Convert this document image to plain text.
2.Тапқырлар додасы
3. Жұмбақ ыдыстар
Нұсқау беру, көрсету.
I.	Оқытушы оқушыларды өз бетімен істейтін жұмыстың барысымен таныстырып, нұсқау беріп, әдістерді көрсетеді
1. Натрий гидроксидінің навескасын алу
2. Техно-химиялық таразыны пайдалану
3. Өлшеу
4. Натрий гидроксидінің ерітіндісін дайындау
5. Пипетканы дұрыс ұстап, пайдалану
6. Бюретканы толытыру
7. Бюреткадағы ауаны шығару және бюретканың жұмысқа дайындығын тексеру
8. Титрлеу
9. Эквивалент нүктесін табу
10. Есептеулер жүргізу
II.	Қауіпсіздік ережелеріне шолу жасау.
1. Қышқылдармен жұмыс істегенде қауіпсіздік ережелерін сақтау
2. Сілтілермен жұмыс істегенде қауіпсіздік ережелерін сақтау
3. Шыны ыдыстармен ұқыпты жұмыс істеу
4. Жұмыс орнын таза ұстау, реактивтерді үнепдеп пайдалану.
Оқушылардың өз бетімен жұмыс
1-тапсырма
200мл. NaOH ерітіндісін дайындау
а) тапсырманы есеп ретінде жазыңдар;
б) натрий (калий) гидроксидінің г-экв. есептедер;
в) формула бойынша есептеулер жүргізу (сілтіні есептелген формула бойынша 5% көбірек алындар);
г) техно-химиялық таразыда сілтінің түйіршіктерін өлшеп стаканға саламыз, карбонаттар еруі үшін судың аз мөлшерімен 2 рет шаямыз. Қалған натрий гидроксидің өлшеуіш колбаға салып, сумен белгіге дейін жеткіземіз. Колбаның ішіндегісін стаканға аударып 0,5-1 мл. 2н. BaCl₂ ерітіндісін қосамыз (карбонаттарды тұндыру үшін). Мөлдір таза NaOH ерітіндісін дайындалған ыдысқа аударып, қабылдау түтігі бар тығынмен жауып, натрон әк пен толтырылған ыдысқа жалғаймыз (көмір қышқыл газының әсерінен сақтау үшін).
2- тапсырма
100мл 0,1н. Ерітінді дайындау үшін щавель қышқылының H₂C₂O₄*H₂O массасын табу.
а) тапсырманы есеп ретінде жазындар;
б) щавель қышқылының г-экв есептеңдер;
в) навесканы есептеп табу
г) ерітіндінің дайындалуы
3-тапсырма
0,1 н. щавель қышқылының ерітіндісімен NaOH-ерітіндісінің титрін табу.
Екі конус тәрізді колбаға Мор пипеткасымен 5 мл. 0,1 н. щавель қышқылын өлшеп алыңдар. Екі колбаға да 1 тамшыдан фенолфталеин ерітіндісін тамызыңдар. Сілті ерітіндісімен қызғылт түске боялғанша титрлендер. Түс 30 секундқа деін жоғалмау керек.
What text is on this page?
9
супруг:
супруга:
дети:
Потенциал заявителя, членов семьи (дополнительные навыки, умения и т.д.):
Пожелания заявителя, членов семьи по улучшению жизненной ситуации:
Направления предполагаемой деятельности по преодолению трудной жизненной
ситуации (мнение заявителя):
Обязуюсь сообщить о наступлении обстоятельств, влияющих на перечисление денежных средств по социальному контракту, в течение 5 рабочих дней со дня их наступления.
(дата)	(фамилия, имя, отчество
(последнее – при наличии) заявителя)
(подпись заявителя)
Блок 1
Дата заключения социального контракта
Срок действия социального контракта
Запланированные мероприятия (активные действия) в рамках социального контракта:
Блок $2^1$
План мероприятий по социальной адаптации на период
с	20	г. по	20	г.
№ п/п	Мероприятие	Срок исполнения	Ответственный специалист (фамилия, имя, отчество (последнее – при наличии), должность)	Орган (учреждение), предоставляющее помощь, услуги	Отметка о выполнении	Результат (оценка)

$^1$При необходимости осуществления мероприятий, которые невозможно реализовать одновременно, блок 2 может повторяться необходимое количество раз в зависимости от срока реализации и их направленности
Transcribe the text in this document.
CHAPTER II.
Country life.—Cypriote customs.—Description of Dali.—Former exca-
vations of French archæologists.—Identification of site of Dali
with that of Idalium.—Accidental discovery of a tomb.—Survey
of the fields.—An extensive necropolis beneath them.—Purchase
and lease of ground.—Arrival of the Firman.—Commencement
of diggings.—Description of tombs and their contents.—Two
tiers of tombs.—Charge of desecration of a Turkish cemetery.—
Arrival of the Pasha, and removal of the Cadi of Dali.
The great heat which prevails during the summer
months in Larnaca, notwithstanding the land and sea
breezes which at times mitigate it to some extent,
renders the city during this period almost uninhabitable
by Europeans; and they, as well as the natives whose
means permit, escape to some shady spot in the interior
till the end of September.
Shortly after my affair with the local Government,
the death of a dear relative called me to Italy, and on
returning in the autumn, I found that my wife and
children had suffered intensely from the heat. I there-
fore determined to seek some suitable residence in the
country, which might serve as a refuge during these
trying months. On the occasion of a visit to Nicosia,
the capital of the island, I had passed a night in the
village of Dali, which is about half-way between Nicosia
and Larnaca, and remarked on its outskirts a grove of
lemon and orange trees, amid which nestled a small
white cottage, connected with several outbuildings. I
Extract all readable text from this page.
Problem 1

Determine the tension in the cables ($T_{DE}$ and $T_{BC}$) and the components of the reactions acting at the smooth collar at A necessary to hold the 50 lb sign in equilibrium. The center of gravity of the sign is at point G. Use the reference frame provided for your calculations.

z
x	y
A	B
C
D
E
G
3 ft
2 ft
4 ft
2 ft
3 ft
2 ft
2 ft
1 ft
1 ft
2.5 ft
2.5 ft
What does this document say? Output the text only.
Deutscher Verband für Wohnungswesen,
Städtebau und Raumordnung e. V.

■ ■ ■ ■

◆ TASK DESCRIPTION:
Among the records above, find each line holding the string "гидроксидінің" and pull it out.

◆ SOLUTION TO THE EXERCISE:
1. Натрий гидроксидінің навескасын алу
4. Натрий гидроксидінің ерітіндісін дайындау
б) натрий (калий) гидроксидінің г-экв. есептедер;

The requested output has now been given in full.